■ INFORMATION PROVIDED ■
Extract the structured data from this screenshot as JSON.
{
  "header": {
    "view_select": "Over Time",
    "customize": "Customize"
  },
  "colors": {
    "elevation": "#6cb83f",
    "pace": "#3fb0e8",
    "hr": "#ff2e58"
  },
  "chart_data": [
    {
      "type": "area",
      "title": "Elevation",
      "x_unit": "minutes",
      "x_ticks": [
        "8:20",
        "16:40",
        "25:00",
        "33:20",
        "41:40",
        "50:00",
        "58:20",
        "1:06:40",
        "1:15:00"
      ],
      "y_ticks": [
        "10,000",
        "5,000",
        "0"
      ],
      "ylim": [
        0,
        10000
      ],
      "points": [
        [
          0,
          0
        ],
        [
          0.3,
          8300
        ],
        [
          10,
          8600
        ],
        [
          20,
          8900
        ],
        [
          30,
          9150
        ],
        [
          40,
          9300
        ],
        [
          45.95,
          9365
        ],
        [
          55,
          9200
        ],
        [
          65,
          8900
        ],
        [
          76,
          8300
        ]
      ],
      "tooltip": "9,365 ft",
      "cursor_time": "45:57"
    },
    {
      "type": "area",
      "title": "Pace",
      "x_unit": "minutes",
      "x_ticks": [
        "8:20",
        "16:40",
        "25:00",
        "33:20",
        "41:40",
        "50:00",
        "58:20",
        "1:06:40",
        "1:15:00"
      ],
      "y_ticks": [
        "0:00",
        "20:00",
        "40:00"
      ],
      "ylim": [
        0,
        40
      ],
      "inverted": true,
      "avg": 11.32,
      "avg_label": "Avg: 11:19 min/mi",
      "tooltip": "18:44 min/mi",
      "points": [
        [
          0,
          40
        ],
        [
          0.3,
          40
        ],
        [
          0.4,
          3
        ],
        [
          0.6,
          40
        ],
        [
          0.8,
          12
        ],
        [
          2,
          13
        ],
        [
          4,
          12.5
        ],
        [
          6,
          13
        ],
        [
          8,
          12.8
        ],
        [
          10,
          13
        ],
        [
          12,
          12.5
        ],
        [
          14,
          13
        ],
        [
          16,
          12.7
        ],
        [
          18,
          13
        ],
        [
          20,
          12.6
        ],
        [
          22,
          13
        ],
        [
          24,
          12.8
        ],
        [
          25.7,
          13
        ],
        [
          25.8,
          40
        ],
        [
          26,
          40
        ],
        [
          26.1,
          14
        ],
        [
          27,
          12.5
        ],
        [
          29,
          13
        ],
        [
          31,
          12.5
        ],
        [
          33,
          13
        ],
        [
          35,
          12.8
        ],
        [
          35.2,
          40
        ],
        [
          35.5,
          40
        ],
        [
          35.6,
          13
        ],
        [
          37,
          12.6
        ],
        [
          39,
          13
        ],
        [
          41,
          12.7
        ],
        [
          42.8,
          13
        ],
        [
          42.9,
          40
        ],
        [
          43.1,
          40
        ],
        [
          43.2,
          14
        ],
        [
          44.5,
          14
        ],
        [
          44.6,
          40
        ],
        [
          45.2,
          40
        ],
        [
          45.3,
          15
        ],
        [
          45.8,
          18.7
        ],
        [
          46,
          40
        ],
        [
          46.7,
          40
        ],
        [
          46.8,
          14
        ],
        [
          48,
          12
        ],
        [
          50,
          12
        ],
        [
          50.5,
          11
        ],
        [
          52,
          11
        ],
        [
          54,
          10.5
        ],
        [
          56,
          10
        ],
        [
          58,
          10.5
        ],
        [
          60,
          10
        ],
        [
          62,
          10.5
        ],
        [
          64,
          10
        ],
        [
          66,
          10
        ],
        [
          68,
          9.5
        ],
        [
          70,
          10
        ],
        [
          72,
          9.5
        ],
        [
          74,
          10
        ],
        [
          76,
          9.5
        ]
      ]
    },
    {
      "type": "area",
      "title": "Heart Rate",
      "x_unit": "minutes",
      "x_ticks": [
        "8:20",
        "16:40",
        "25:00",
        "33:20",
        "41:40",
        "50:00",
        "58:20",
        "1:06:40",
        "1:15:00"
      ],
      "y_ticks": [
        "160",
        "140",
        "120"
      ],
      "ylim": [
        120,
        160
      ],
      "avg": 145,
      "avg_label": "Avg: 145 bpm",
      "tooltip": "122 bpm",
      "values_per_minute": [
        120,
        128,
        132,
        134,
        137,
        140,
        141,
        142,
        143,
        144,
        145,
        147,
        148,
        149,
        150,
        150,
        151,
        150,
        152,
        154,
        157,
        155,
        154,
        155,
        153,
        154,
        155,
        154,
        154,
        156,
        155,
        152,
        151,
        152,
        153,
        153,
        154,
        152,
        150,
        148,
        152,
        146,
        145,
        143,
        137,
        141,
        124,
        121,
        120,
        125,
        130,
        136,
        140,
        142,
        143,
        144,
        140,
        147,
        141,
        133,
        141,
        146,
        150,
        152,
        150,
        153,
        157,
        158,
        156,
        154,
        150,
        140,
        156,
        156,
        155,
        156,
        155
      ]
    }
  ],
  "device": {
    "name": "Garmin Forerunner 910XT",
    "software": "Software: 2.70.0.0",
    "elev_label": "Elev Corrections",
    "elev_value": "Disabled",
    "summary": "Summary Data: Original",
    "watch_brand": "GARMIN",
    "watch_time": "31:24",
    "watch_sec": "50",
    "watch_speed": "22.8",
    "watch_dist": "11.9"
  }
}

■ GIVEN EXERCISE ■
From the first line to the last, please quote the material above exactly.

■ EXERCISE RESULT ■
Extract the structured data from this screenshot as JSON.
{
  "header": {
    "view_select": "Over Time",
    "customize": "Customize"
  },
  "colors": {
    "elevation": "#6cb83f",
    "pace": "#3fb0e8",
    "hr": "#ff2e58"
  },
  "chart_data": [
    {
      "type": "area",
      "title": "Elevation",
      "x_unit": "minutes",
      "x_ticks": [
        "8:20",
        "16:40",
        "25:00",
        "33:20",
        "41:40",
        "50:00",
        "58:20",
        "1:06:40",
        "1:15:00"
      ],
      "y_ticks": [
        "10,000",
        "5,000",
        "0"
      ],
      "ylim": [
        0,
        10000
      ],
      "points": [
        [
          0,
          0
        ],
        [
          0.3,
          8300
        ],
        [
          10,
          8600
        ],
        [
          20,
          8900
        ],
        [
          30,
          9150
        ],
        [
          40,
          9300
        ],
        [
          45.95,
          9365
        ],
        [
          55,
          9200
        ],
        [
          65,
          8900
        ],
        [
          76,
          8300
        ]
      ],
      "tooltip": "9,365 ft",
      "cursor_time": "45:57"
    },
    {
      "type": "area",
      "title": "Pace",
      "x_unit": "minutes",
      "x_ticks": [
        "8:20",
        "16:40",
        "25:00",
        "33:20",
        "41:40",
        "50:00",
        "58:20",
        "1:06:40",
        "1:15:00"
      ],
      "y_ticks": [
        "0:00",
        "20:00",
        "40:00"
      ],
      "ylim": [
        0,
        40
      ],
      "inverted": true,
      "avg": 11.32,
      "avg_label": "Avg: 11:19 min/mi",
      "tooltip": "18:44 min/mi",
      "points": [
        [
          0,
          40
        ],
        [
          0.3,
          40
        ],
        [
          0.4,
          3
        ],
        [
          0.6,
          40
        ],
        [
          0.8,
          12
        ],
        [
          2,
          13
        ],
        [
          4,
          12.5
        ],
        [
          6,
          13
        ],
        [
          8,
          12.8
        ],
        [
          10,
          13
        ],
        [
          12,
          12.5
        ],
        [
          14,
          13
        ],
        [
          16,
          12.7
        ],
        [
          18,
          13
        ],
        [
          20,
          12.6
        ],
        [
          22,
          13
        ],
        [
          24,
          12.8
        ],
        [
          25.7,
          13
        ],
        [
          25.8,
          40
        ],
        [
          26,
          40
        ],
        [
          26.1,
          14
        ],
        [
          27,
          12.5
        ],
        [
          29,
          13
        ],
        [
          31,
          12.5
        ],
        [
          33,
          13
        ],
        [
          35,
          12.8
        ],
        [
          35.2,
          40
        ],
        [
          35.5,
          40
        ],
        [
          35.6,
          13
        ],
        [
          37,
          12.6
        ],
        [
          39,
          13
        ],
        [
          41,
          12.7
        ],
        [
          42.8,
          13
        ],
        [
          42.9,
          40
        ],
        [
          43.1,
          40
        ],
        [
          43.2,
          14
        ],
        [
          44.5,
          14
        ],
        [
          44.6,
          40
        ],
        [
          45.2,
          40
        ],
        [
          45.3,
          15
        ],
        [
          45.8,
          18.7
        ],
        [
          46,
          40
        ],
        [
          46.7,
          40
        ],
        [
          46.8,
          14
        ],
        [
          48,
          12
        ],
        [
          50,
          12
        ],
        [
          50.5,
          11
        ],
        [
          52,
          11
        ],
        [
          54,
          10.5
        ],
        [
          56,
          10
        ],
        [
          58,
          10.5
        ],
        [
          60,
          10
        ],
        [
          62,
          10.5
        ],
        [
          64,
          10
        ],
        [
          66,
          10
        ],
        [
          68,
          9.5
        ],
        [
          70,
          10
        ],
        [
          72,
          9.5
        ],
        [
          74,
          10
        ],
        [
          76,
          9.5
        ]
      ]
    },
    {
      "type": "area",
      "title": "Heart Rate",
      "x_unit": "minutes",
      "x_ticks": [
        "8:20",
        "16:40",
        "25:00",
        "33:20",
        "41:40",
        "50:00",
        "58:20",
        "1:06:40",
        "1:15:00"
      ],
      "y_ticks": [
        "160",
        "140",
        "120"
      ],
      "ylim": [
        120,
        160
      ],
      "avg": 145,
      "avg_label": "Avg: 145 bpm",
      "tooltip": "122 bpm",
      "values_per_minute": [
        120,
        128,
        132,
        134,
        137,
        140,
        141,
        142,
        143,
        144,
        145,
        147,
        148,
        149,
        150,
        150,
        151,
        150,
        152,
        154,
        157,
        155,
        154,
        155,
        153,
        154,
        155,
        154,
        154,
        156,
        155,
        152,
        151,
        152,
        153,
        153,
        154,
        152,
        150,
        148,
        152,
        146,
        145,
        143,
        137,
        141,
        124,
        121,
        120,
        125,
        130,
        136,
        140,
        142,
        143,
        144,
        140,
        147,
        141,
        133,
        141,
        146,
        150,
        152,
        150,
        153,
        157,
        158,
        156,
        154,
        150,
        140,
        156,
        156,
        155,
        156,
        155
      ]
    }
  ],
  "device": {
    "name": "Garmin Forerunner 910XT",
    "software": "Software: 2.70.0.0",
    "elev_label": "Elev Corrections",
    "elev_value": "Disabled",
    "summary": "Summary Data: Original",
    "watch_brand": "GARMIN",
    "watch_time": "31:24",
    "watch_sec": "50",
    "watch_speed": "22.8",
    "watch_dist": "11.9"
  }
}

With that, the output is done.